Written problem » Set down all of the data that follows word for word, without the images.

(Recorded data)

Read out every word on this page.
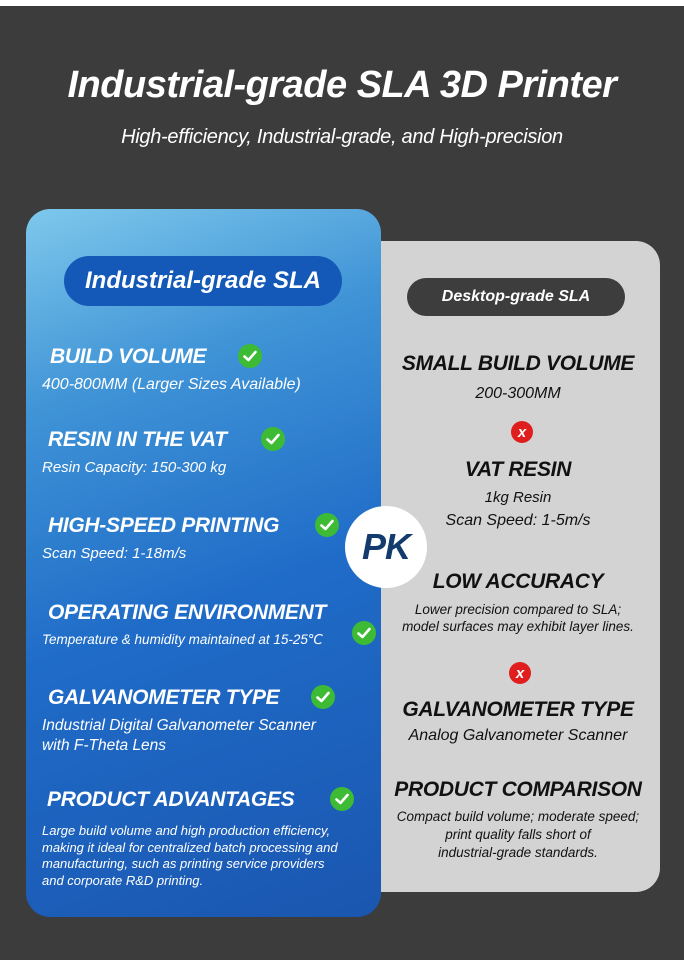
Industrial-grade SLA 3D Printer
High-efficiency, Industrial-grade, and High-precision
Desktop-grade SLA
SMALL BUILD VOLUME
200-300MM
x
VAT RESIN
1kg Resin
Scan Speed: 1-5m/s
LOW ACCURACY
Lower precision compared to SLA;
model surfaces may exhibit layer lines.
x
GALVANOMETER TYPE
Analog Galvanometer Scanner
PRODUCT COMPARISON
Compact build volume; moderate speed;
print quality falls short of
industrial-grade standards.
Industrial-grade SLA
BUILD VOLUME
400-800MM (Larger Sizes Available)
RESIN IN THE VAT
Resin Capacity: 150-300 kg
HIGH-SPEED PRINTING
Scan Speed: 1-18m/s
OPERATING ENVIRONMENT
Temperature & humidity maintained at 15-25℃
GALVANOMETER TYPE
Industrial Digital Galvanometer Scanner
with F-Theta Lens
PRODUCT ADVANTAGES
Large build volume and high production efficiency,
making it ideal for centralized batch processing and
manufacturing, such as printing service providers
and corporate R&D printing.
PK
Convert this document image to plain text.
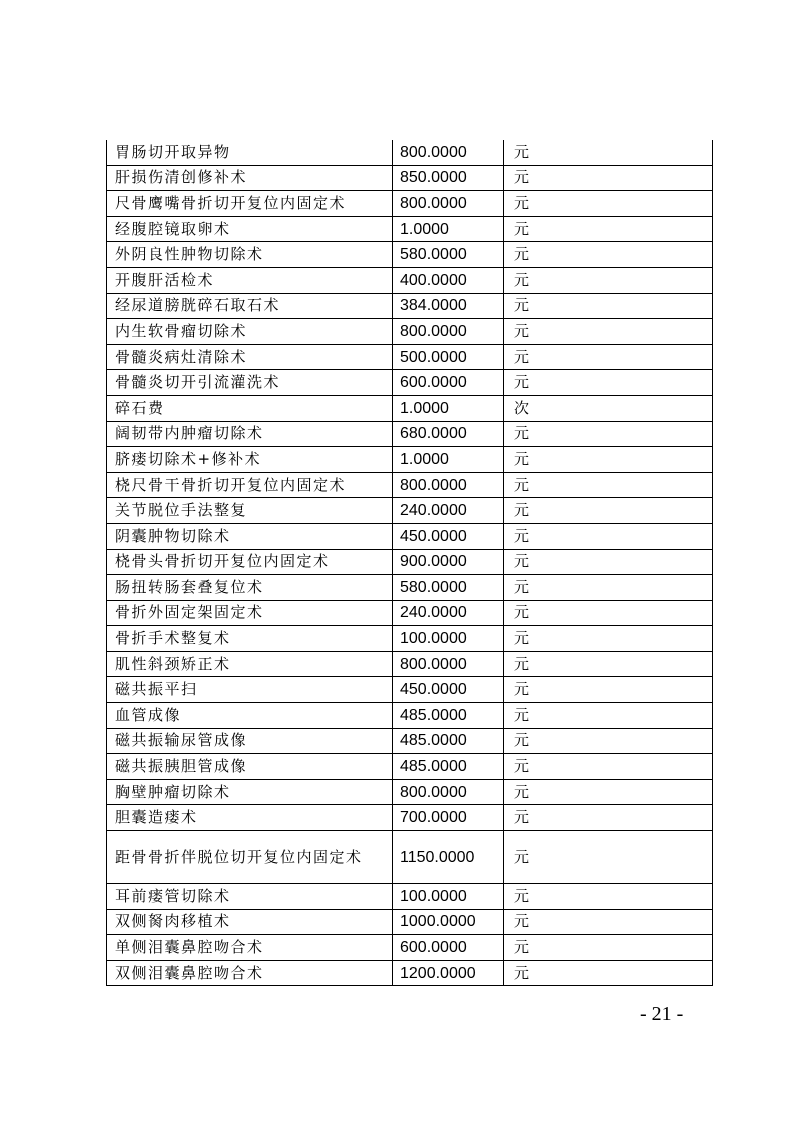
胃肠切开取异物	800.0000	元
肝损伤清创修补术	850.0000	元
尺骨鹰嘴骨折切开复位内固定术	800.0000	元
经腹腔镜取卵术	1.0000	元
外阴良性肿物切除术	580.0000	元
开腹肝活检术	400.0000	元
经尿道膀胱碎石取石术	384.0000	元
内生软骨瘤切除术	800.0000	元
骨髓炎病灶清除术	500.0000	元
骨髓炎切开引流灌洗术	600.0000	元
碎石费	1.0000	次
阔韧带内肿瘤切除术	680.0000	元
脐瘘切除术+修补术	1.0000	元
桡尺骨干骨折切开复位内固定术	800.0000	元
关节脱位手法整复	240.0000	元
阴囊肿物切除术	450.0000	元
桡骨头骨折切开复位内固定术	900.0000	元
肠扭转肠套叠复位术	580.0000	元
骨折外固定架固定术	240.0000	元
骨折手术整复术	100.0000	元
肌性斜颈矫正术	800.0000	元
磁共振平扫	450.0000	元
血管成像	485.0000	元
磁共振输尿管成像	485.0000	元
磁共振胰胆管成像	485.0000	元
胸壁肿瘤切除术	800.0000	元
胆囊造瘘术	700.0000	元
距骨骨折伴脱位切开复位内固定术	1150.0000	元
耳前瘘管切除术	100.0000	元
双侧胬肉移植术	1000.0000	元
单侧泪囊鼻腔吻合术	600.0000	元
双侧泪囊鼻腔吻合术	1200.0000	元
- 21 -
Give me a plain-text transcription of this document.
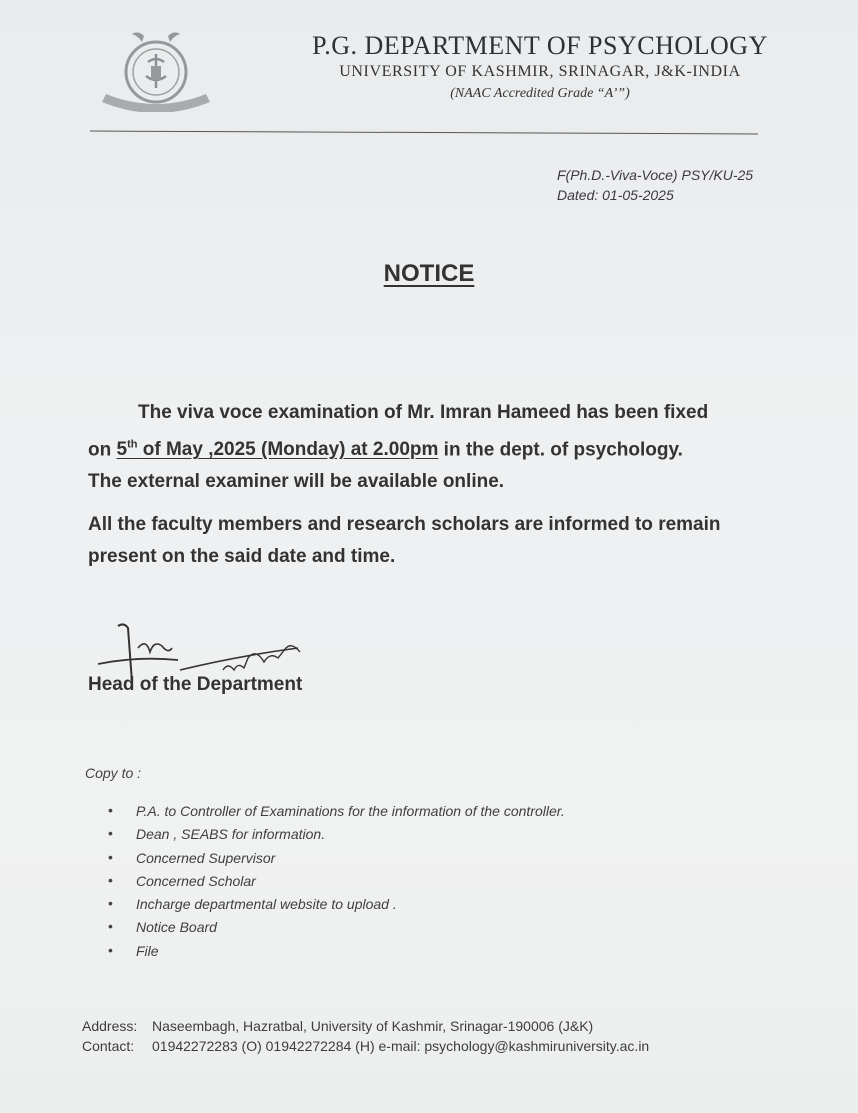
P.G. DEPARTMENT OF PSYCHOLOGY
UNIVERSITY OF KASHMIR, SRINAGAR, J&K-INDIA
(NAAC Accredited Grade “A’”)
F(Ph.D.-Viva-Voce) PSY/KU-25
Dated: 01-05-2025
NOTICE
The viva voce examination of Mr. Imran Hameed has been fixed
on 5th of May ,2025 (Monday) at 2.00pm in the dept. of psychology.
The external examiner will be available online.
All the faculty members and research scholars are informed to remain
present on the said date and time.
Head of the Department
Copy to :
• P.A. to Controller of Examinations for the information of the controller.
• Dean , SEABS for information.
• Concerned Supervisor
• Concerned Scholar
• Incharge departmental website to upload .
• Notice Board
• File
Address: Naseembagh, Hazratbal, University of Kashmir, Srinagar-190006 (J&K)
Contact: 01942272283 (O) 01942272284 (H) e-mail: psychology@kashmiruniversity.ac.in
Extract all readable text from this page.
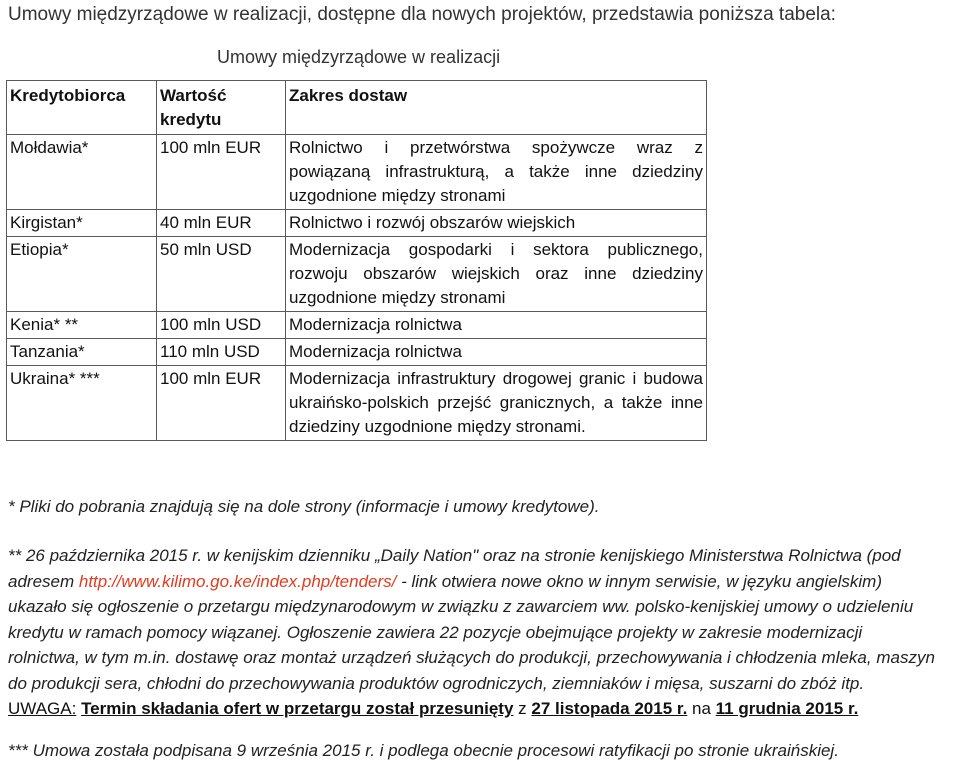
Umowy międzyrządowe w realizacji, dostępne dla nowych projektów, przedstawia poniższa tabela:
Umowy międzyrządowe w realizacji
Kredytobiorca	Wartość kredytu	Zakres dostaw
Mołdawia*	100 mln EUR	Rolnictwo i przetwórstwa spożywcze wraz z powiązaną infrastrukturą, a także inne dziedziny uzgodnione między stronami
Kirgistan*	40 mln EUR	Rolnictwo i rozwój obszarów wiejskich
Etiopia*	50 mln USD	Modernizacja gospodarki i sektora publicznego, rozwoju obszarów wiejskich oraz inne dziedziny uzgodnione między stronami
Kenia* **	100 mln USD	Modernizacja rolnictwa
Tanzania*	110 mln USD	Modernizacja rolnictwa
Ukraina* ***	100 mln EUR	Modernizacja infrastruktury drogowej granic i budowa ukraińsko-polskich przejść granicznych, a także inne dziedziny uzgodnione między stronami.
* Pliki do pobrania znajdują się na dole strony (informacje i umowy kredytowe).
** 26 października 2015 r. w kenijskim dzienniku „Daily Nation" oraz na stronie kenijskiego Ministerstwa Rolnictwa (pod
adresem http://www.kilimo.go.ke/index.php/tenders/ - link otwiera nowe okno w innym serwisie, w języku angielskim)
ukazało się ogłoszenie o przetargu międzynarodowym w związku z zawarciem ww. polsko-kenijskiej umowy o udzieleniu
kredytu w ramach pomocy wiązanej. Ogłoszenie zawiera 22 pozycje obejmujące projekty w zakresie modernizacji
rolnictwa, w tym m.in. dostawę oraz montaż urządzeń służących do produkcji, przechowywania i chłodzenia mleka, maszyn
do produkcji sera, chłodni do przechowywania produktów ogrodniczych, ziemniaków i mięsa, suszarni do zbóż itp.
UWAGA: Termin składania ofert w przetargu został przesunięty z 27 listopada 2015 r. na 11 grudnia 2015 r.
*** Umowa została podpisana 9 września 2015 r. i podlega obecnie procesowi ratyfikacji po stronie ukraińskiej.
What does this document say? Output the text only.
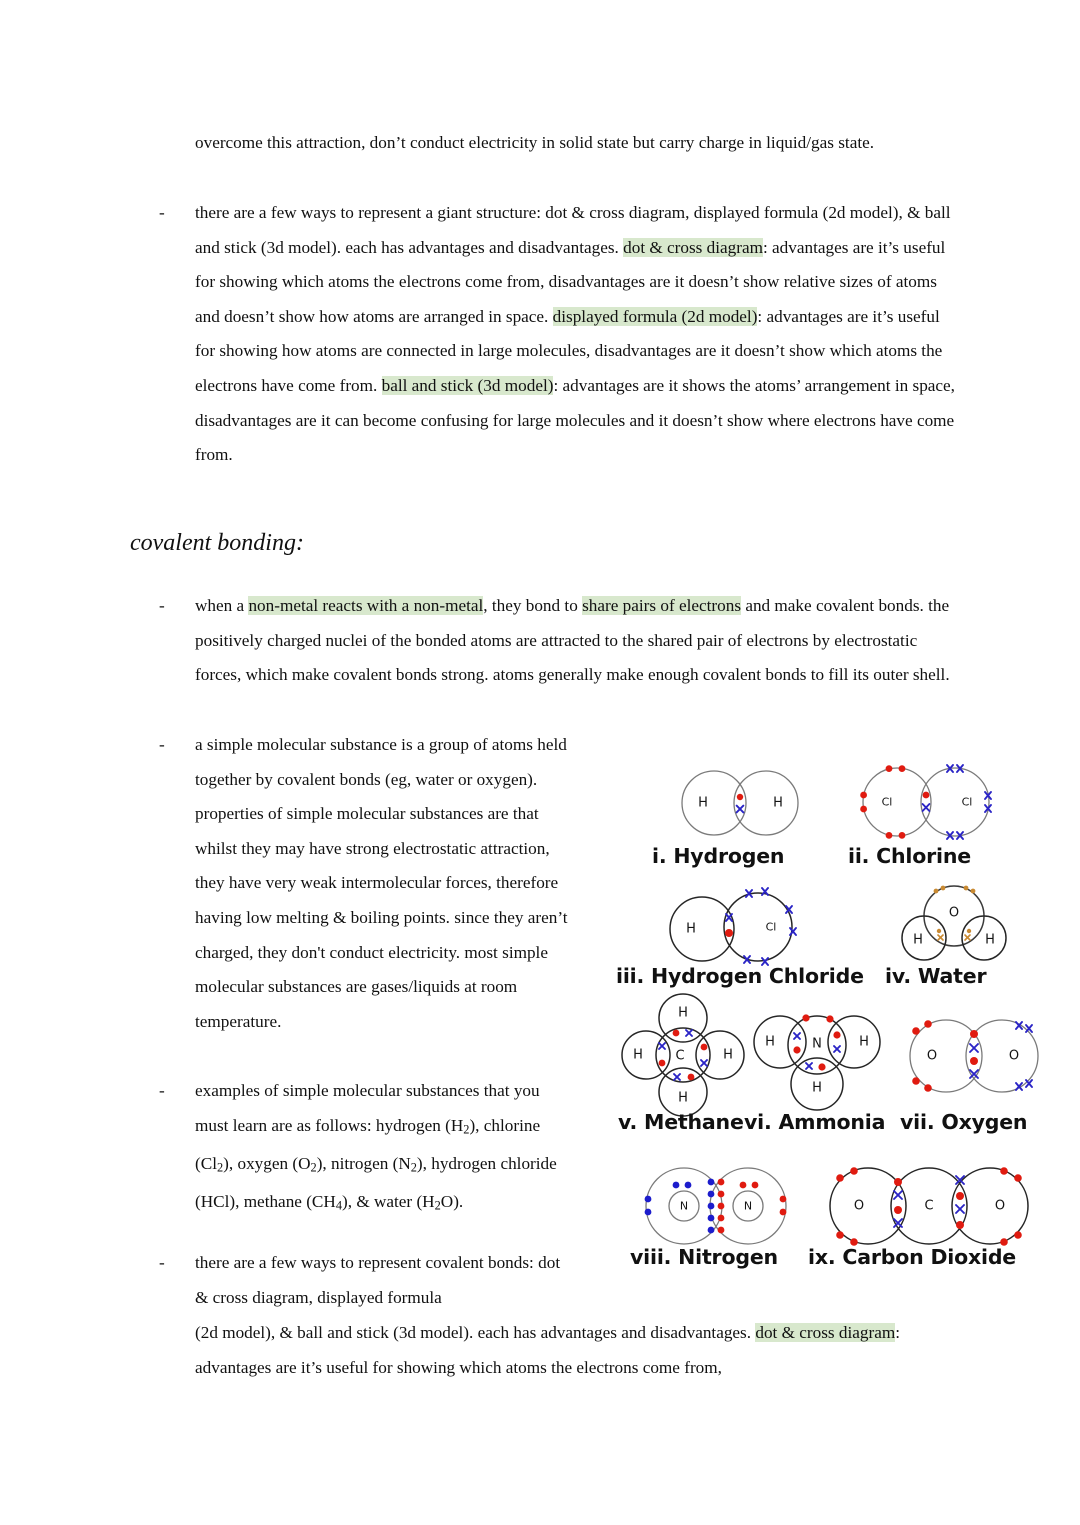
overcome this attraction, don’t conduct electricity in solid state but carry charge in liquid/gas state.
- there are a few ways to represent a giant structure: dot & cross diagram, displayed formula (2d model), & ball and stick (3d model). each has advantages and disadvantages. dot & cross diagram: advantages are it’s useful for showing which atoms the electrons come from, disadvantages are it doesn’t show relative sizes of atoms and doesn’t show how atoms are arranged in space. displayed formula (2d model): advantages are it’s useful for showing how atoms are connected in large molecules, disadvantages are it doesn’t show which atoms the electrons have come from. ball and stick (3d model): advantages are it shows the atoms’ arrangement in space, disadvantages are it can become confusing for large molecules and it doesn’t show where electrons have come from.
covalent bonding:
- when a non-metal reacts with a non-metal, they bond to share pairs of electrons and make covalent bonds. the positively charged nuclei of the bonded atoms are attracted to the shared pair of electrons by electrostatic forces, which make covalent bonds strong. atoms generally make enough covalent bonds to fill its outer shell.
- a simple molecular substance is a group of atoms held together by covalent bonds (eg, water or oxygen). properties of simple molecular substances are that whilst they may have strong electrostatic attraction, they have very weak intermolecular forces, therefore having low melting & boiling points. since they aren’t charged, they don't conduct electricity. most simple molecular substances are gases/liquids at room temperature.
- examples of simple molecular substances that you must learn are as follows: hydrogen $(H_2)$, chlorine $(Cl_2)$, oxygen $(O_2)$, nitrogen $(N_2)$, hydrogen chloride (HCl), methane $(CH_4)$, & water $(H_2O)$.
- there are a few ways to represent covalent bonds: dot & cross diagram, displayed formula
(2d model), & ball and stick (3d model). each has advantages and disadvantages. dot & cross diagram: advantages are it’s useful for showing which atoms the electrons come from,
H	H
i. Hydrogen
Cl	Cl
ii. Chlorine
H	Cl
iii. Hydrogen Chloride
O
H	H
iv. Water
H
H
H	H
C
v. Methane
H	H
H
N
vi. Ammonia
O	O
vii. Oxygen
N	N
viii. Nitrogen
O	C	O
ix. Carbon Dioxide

Result »
Read out every word on this page.
Industrial-grade SLA 3D Printer
High-efficiency, Industrial-grade, and High-precision
Desktop-grade SLA
SMALL BUILD VOLUME
200-300MM
x
VAT RESIN
1kg Resin
Scan Speed: 1-5m/s
LOW ACCURACY
Lower precision compared to SLA;
model surfaces may exhibit layer lines.
x
GALVANOMETER TYPE
Analog Galvanometer Scanner
PRODUCT COMPARISON
Compact build volume; moderate speed;
print quality falls short of
industrial-grade standards.
Industrial-grade SLA
BUILD VOLUME
400-800MM (Larger Sizes Available)
RESIN IN THE VAT
Resin Capacity: 150-300 kg
HIGH-SPEED PRINTING
Scan Speed: 1-18m/s
OPERATING ENVIRONMENT
Temperature & humidity maintained at 15-25℃
GALVANOMETER TYPE
Industrial Digital Galvanometer Scanner
with F-Theta Lens
PRODUCT ADVANTAGES
Large build volume and high production efficiency,
making it ideal for centralized batch processing and
manufacturing, such as printing service providers
and corporate R&D printing.
PK
Convert this document image to plain text.
胃肠切开取异物	800.0000	元
肝损伤清创修补术	850.0000	元
尺骨鹰嘴骨折切开复位内固定术	800.0000	元
经腹腔镜取卵术	1.0000	元
外阴良性肿物切除术	580.0000	元
开腹肝活检术	400.0000	元
经尿道膀胱碎石取石术	384.0000	元
内生软骨瘤切除术	800.0000	元
骨髓炎病灶清除术	500.0000	元
骨髓炎切开引流灌洗术	600.0000	元
碎石费	1.0000	次
阔韧带内肿瘤切除术	680.0000	元
脐瘘切除术+修补术	1.0000	元
桡尺骨干骨折切开复位内固定术	800.0000	元
关节脱位手法整复	240.0000	元
阴囊肿物切除术	450.0000	元
桡骨头骨折切开复位内固定术	900.0000	元
肠扭转肠套叠复位术	580.0000	元
骨折外固定架固定术	240.0000	元
骨折手术整复术	100.0000	元
肌性斜颈矫正术	800.0000	元
磁共振平扫	450.0000	元
血管成像	485.0000	元
磁共振输尿管成像	485.0000	元
磁共振胰胆管成像	485.0000	元
胸壁肿瘤切除术	800.0000	元
胆囊造瘘术	700.0000	元
距骨骨折伴脱位切开复位内固定术	1150.0000	元
耳前瘘管切除术	100.0000	元
双侧胬肉移植术	1000.0000	元
单侧泪囊鼻腔吻合术	600.0000	元
双侧泪囊鼻腔吻合术	1200.0000	元
- 21 -
Give me a plain-text transcription of this document.
P.G. DEPARTMENT OF PSYCHOLOGY
UNIVERSITY OF KASHMIR, SRINAGAR, J&K-INDIA
(NAAC Accredited Grade “A’”)
F(Ph.D.-Viva-Voce) PSY/KU-25
Dated: 01-05-2025
NOTICE
The viva voce examination of Mr. Imran Hameed has been fixed
on 5th of May ,2025 (Monday) at 2.00pm in the dept. of psychology.
The external examiner will be available online.
All the faculty members and research scholars are informed to remain
present on the said date and time.
Head of the Department
Copy to :
• P.A. to Controller of Examinations for the information of the controller.
• Dean , SEABS for information.
• Concerned Supervisor
• Concerned Scholar
• Incharge departmental website to upload .
• Notice Board
• File
Address: Naseembagh, Hazratbal, University of Kashmir, Srinagar-190006 (J&K)
Contact: 01942272283 (O) 01942272284 (H) e-mail: psychology@kashmiruniversity.ac.in
Extract all readable text from this page.
Umowy międzyrządowe w realizacji, dostępne dla nowych projektów, przedstawia poniższa tabela:
Umowy międzyrządowe w realizacji
Kredytobiorca	Wartość kredytu	Zakres dostaw
Mołdawia*	100 mln EUR	Rolnictwo i przetwórstwa spożywcze wraz z powiązaną infrastrukturą, a także inne dziedziny uzgodnione między stronami
Kirgistan*	40 mln EUR	Rolnictwo i rozwój obszarów wiejskich
Etiopia*	50 mln USD	Modernizacja gospodarki i sektora publicznego, rozwoju obszarów wiejskich oraz inne dziedziny uzgodnione między stronami
Kenia* **	100 mln USD	Modernizacja rolnictwa
Tanzania*	110 mln USD	Modernizacja rolnictwa
Ukraina* ***	100 mln EUR	Modernizacja infrastruktury drogowej granic i budowa ukraińsko-polskich przejść granicznych, a także inne dziedziny uzgodnione między stronami.
* Pliki do pobrania znajdują się na dole strony (informacje i umowy kredytowe).
** 26 października 2015 r. w kenijskim dzienniku „Daily Nation" oraz na stronie kenijskiego Ministerstwa Rolnictwa (pod
adresem http://www.kilimo.go.ke/index.php/tenders/ - link otwiera nowe okno w innym serwisie, w języku angielskim)
ukazało się ogłoszenie o przetargu międzynarodowym w związku z zawarciem ww. polsko-kenijskiej umowy o udzieleniu
kredytu w ramach pomocy wiązanej. Ogłoszenie zawiera 22 pozycje obejmujące projekty w zakresie modernizacji
rolnictwa, w tym m.in. dostawę oraz montaż urządzeń służących do produkcji, przechowywania i chłodzenia mleka, maszyn
do produkcji sera, chłodni do przechowywania produktów ogrodniczych, ziemniaków i mięsa, suszarni do zbóż itp.
UWAGA: Termin składania ofert w przetargu został przesunięty z 27 listopada 2015 r. na 11 grudnia 2015 r.
*** Umowa została podpisana 9 września 2015 r. i podlega obecnie procesowi ratyfikacji po stronie ukraińskiej.
What does this document say? Output the text only.
overcome this attraction, don’t conduct electricity in solid state but carry charge in liquid/gas state.
- there are a few ways to represent a giant structure: dot & cross diagram, displayed formula (2d model), & ball and stick (3d model). each has advantages and disadvantages. dot & cross diagram: advantages are it’s useful for showing which atoms the electrons come from, disadvantages are it doesn’t show relative sizes of atoms and doesn’t show how atoms are arranged in space. displayed formula (2d model): advantages are it’s useful for showing how atoms are connected in large molecules, disadvantages are it doesn’t show which atoms the electrons have come from. ball and stick (3d model): advantages are it shows the atoms’ arrangement in space, disadvantages are it can become confusing for large molecules and it doesn’t show where electrons have come from.
covalent bonding:
- when a non-metal reacts with a non-metal, they bond to share pairs of electrons and make covalent bonds. the positively charged nuclei of the bonded atoms are attracted to the shared pair of electrons by electrostatic forces, which make covalent bonds strong. atoms generally make enough covalent bonds to fill its outer shell.
- a simple molecular substance is a group of atoms held together by covalent bonds (eg, water or oxygen). properties of simple molecular substances are that whilst they may have strong electrostatic attraction, they have very weak intermolecular forces, therefore having low melting & boiling points. since they aren’t charged, they don't conduct electricity. most simple molecular substances are gases/liquids at room temperature.
- examples of simple molecular substances that you must learn are as follows: hydrogen $(H_2)$, chlorine $(Cl_2)$, oxygen $(O_2)$, nitrogen $(N_2)$, hydrogen chloride (HCl), methane $(CH_4)$, & water $(H_2O)$.
- there are a few ways to represent covalent bonds: dot & cross diagram, displayed formula
(2d model), & ball and stick (3d model). each has advantages and disadvantages. dot & cross diagram: advantages are it’s useful for showing which atoms the electrons come from,
H	H
i. Hydrogen
Cl	Cl
ii. Chlorine
H	Cl
iii. Hydrogen Chloride
O
H	H
iv. Water
H
H
H	H
C
v. Methane
H	H
H
N
vi. Ammonia
O	O
vii. Oxygen
N	N
viii. Nitrogen
O	C	O
ix. Carbon Dioxide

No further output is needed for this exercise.